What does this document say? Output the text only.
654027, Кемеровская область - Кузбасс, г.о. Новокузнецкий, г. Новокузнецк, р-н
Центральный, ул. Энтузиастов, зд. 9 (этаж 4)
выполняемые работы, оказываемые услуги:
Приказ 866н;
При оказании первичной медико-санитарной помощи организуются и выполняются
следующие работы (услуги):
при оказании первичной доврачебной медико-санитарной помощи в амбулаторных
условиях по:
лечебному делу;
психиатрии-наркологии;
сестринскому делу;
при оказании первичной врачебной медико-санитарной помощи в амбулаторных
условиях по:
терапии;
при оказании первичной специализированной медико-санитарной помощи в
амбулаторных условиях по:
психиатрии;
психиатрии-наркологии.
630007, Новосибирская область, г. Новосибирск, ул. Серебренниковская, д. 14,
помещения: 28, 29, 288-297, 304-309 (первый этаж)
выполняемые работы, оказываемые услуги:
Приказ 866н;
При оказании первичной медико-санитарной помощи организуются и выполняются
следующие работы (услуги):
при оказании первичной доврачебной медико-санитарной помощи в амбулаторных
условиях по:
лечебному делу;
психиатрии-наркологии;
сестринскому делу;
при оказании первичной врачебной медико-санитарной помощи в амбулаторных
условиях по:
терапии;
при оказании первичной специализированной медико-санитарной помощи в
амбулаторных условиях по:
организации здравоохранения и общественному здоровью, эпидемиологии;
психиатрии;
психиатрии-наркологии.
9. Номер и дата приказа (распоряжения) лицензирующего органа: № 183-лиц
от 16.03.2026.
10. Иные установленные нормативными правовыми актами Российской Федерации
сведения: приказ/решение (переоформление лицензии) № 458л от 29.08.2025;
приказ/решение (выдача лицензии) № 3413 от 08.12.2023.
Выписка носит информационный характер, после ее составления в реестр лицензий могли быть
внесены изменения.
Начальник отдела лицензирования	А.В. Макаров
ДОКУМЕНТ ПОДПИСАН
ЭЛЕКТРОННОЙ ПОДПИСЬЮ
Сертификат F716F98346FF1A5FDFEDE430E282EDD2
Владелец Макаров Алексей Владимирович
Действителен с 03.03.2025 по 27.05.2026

####################

Report how many lines in the listing above include the word "решение". Give nothing but the number.

2